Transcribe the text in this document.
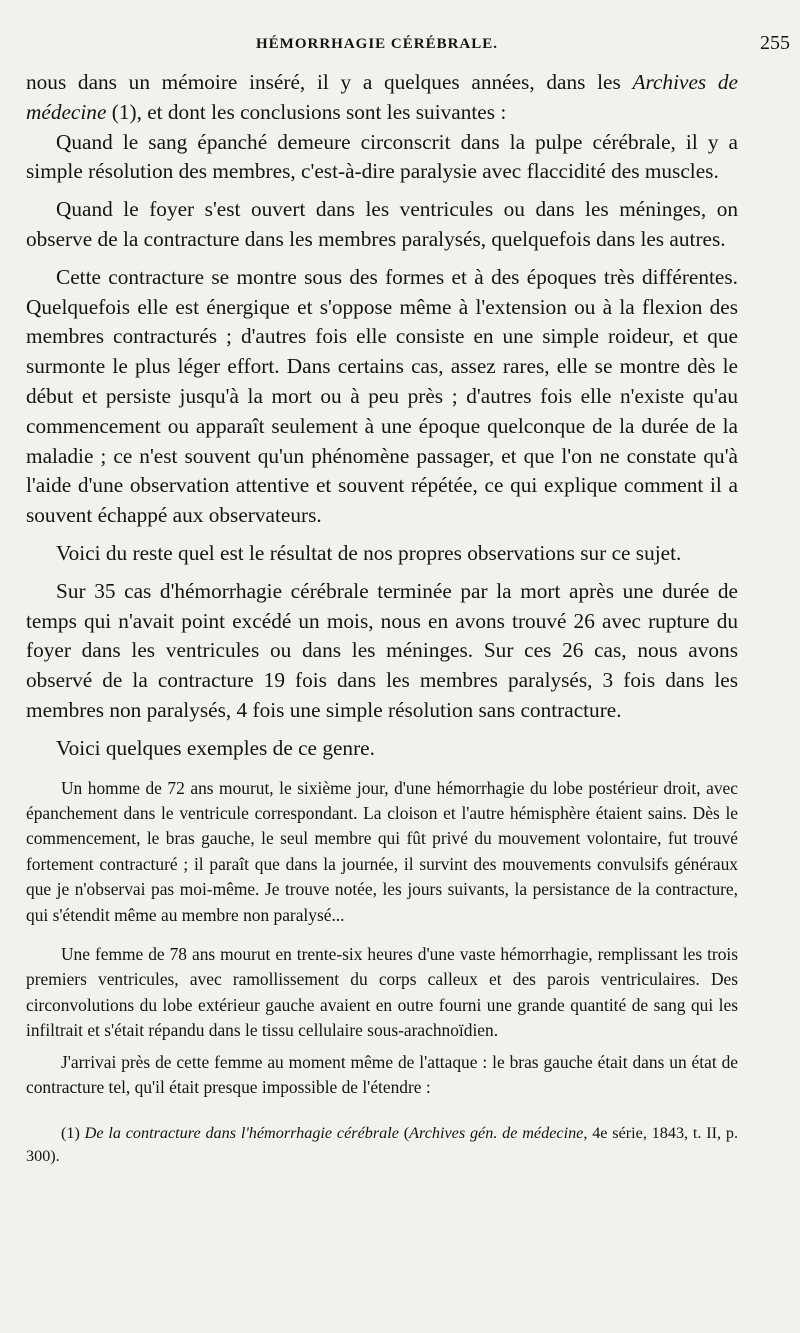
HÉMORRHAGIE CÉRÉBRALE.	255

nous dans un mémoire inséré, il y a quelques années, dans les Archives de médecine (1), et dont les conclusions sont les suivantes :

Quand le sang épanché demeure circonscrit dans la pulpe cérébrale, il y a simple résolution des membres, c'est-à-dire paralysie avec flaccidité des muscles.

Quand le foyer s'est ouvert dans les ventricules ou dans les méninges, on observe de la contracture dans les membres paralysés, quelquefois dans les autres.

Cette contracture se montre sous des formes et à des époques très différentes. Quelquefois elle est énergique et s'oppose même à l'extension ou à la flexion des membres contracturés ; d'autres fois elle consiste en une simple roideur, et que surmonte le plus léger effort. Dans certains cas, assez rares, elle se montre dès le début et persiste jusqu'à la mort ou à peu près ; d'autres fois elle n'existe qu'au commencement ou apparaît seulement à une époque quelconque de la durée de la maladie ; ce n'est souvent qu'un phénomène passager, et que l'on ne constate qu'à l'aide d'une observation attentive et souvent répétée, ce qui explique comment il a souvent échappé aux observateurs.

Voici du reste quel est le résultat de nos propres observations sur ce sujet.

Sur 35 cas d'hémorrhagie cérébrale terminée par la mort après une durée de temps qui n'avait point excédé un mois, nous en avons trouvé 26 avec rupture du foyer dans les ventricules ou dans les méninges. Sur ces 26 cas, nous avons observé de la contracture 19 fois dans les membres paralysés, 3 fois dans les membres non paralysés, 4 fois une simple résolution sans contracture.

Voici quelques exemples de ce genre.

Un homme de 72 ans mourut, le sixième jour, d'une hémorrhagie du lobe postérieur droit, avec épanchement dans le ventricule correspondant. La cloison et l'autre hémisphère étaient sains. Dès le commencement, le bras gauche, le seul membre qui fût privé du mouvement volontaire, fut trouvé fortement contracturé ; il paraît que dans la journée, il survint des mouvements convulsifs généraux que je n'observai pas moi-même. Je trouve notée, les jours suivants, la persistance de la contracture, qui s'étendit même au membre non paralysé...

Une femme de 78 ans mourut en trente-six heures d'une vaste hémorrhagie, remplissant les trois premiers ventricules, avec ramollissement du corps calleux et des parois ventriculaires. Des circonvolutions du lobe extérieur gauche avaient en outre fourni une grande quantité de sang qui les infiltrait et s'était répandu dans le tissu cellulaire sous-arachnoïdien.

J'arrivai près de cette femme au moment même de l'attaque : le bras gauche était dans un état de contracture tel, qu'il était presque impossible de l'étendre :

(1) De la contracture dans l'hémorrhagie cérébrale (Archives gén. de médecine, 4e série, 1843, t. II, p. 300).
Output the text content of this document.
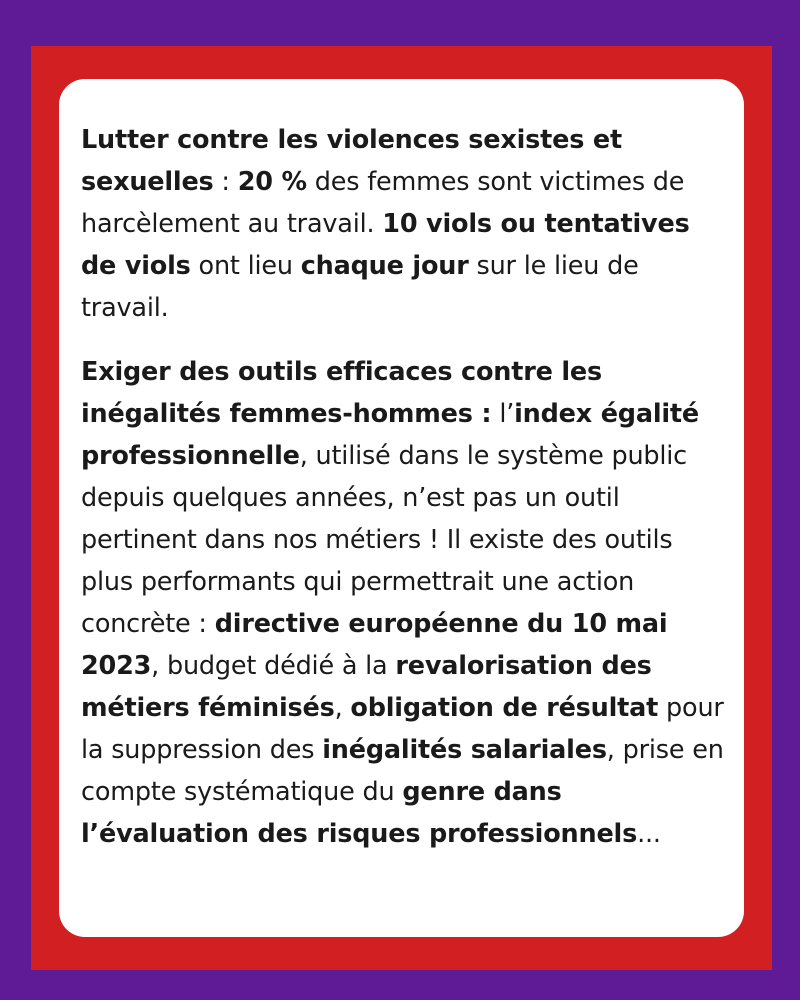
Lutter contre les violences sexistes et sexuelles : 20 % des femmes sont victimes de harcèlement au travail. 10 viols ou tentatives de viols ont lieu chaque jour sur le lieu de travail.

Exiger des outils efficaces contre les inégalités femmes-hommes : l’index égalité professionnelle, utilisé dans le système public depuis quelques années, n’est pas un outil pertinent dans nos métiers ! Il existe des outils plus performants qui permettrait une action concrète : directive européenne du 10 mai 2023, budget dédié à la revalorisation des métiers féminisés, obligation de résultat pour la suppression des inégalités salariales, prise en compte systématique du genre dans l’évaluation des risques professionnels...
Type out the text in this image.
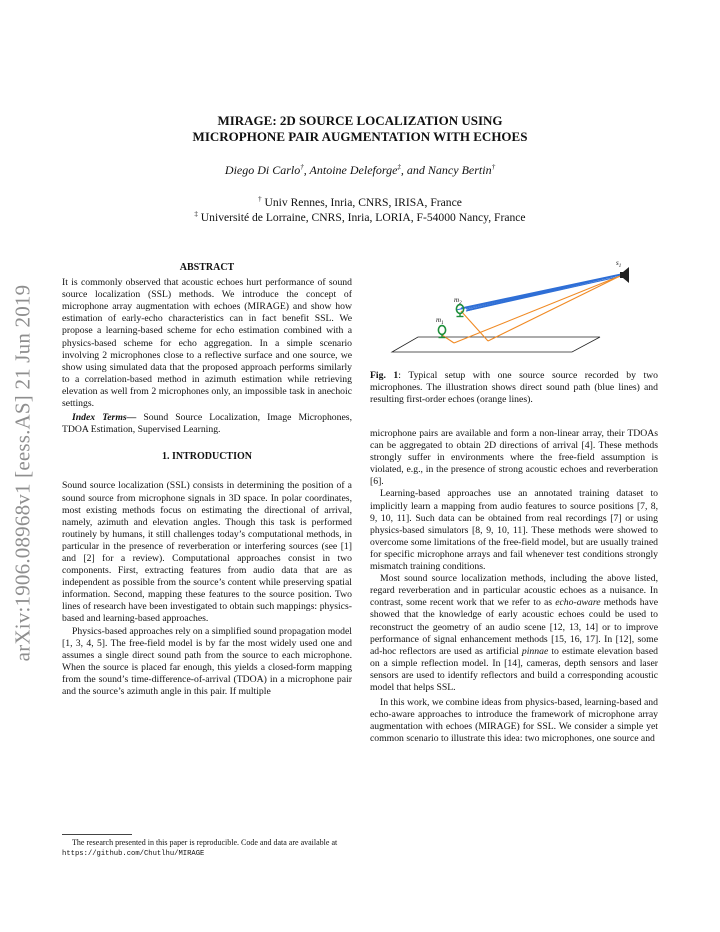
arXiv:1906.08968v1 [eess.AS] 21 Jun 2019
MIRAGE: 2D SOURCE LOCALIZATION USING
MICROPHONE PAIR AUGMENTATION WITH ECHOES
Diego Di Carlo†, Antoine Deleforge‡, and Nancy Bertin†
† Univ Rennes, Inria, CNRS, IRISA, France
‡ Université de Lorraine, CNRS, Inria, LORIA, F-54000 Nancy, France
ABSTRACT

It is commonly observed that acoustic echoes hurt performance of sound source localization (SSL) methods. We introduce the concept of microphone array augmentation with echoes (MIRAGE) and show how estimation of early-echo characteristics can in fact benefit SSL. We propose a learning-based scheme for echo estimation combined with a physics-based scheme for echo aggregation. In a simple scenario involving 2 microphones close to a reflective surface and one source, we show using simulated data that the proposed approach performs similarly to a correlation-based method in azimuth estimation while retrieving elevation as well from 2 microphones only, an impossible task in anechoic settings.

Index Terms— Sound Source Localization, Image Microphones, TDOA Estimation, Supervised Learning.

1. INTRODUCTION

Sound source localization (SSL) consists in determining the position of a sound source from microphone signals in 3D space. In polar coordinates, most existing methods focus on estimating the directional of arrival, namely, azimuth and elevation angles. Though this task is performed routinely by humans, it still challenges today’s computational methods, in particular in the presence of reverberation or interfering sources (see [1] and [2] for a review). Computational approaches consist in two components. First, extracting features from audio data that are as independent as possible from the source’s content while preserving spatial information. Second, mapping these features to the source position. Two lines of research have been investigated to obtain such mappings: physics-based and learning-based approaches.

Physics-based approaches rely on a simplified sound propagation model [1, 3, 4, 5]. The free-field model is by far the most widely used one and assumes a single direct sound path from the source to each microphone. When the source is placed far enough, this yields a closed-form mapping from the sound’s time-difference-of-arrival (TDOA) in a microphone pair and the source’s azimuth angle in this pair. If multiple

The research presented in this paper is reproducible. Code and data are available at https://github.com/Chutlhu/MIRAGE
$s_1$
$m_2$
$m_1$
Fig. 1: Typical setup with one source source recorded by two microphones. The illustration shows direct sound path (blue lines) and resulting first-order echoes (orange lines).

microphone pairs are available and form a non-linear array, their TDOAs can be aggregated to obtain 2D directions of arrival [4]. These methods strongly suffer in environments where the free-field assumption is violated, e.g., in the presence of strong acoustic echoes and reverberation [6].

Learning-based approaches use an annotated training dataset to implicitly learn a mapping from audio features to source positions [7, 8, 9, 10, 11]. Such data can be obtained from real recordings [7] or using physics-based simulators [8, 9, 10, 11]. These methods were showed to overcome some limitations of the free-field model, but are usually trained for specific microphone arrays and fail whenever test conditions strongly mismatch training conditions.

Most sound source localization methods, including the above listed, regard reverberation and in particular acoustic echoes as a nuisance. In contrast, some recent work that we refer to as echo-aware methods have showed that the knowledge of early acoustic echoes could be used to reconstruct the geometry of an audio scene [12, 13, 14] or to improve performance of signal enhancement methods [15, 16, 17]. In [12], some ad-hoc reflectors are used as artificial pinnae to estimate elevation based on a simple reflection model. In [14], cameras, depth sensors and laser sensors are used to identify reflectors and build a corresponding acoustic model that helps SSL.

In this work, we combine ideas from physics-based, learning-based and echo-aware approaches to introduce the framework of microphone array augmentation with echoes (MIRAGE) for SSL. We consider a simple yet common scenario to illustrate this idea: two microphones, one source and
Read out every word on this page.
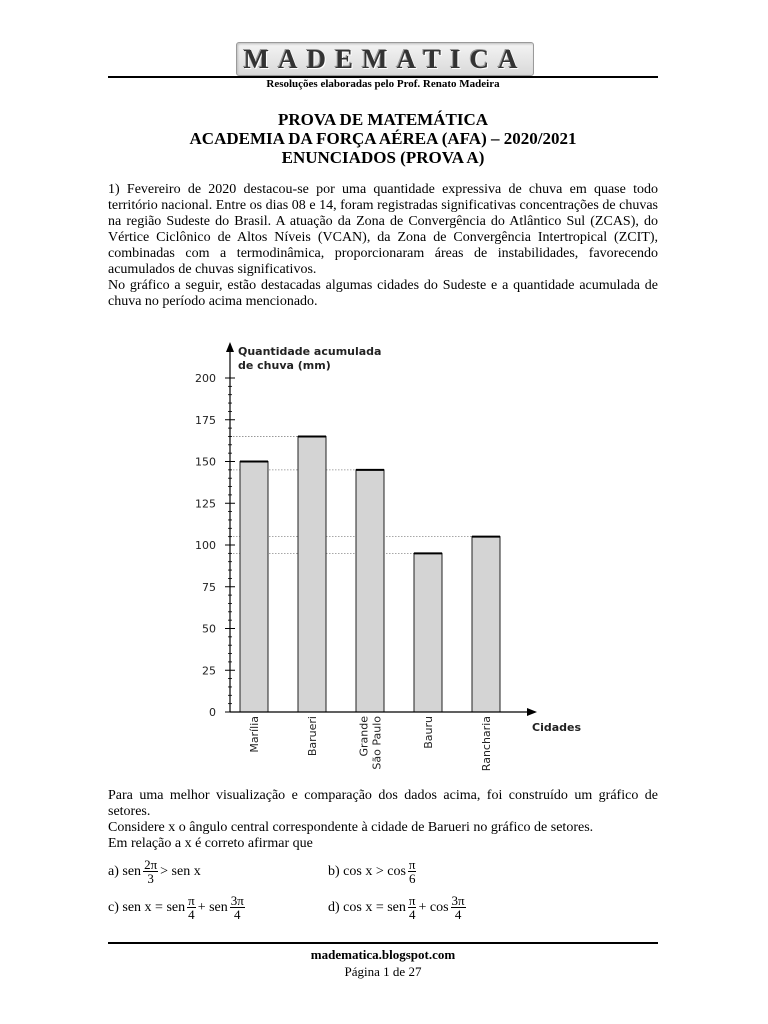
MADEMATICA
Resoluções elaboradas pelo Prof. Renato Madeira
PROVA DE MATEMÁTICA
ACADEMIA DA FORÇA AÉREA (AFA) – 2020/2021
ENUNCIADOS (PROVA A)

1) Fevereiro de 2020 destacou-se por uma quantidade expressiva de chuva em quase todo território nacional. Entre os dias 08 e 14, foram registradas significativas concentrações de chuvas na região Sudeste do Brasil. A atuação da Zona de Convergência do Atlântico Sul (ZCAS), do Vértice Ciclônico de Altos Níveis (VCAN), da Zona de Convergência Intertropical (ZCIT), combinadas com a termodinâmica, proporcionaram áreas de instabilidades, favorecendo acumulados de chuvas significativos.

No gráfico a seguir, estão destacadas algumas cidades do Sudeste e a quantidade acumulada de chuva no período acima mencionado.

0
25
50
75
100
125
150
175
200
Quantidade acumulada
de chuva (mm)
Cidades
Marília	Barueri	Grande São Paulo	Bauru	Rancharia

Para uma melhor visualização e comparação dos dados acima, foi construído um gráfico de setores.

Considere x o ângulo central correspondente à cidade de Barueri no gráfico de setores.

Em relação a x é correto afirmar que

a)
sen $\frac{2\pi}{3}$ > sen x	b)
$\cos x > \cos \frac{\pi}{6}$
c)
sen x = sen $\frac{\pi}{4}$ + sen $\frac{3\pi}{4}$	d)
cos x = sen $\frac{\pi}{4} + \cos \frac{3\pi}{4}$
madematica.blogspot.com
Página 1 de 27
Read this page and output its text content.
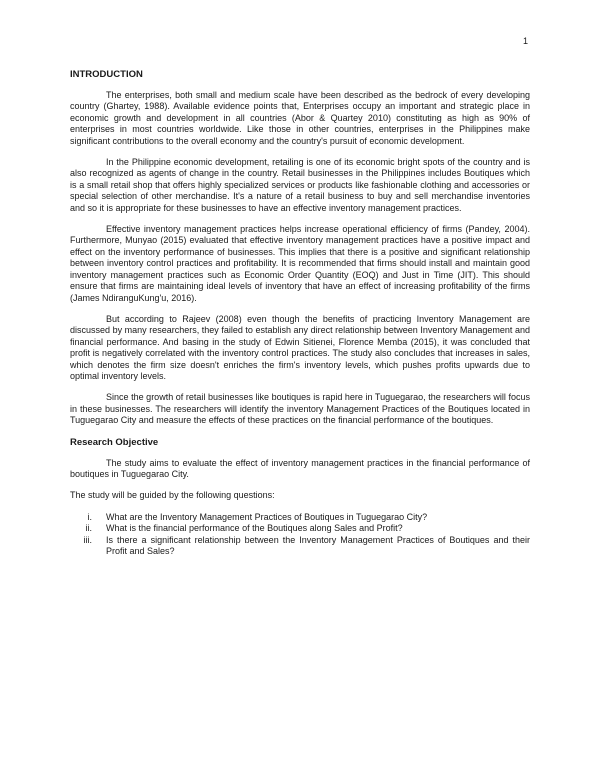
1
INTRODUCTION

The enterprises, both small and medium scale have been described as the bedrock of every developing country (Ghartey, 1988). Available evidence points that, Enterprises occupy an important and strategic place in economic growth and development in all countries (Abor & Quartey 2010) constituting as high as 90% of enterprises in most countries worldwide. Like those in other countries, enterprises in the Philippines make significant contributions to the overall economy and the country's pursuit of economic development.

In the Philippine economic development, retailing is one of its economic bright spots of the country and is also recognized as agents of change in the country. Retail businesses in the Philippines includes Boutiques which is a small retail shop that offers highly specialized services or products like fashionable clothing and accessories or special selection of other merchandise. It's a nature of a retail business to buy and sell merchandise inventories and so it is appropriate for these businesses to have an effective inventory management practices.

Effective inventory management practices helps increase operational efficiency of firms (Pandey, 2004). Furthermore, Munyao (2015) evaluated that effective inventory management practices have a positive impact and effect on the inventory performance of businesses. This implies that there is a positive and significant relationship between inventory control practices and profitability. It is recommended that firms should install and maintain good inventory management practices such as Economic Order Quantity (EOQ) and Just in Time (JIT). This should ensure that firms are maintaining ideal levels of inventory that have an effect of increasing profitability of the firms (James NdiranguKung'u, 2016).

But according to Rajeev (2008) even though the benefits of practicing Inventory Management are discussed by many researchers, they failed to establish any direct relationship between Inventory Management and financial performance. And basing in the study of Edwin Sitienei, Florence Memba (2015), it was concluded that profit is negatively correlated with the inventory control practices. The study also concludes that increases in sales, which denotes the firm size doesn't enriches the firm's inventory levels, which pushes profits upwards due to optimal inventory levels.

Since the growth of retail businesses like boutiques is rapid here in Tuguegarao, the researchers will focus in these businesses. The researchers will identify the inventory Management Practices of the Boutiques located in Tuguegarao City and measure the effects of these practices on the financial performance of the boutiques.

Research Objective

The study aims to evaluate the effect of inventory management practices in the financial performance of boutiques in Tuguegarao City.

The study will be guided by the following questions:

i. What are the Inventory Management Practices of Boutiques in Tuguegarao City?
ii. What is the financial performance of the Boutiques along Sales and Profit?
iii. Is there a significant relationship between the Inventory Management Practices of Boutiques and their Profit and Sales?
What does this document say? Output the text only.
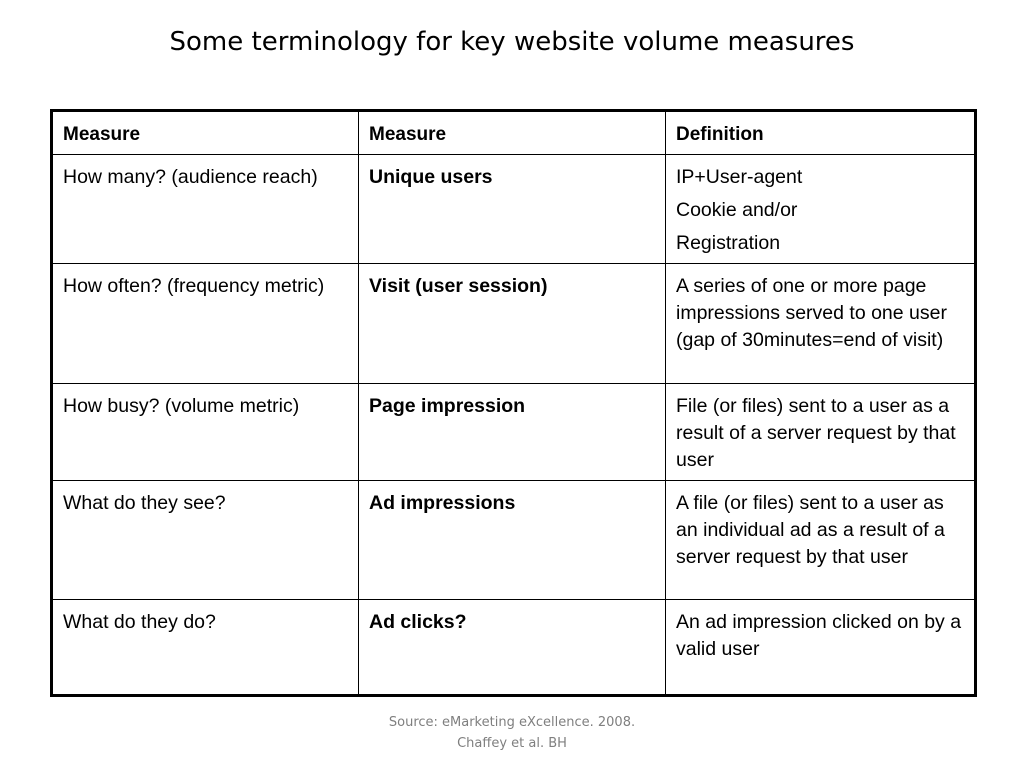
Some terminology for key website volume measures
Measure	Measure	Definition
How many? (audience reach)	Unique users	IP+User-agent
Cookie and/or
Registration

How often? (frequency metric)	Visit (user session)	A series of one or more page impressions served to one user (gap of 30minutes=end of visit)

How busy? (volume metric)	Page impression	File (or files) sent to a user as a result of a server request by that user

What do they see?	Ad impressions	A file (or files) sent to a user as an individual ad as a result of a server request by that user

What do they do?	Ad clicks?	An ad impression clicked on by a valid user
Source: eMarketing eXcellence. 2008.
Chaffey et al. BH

_The task_. Say how many lines in this listing hold the string "paralysés", giving the count and nothing more.

_Right answer_. 2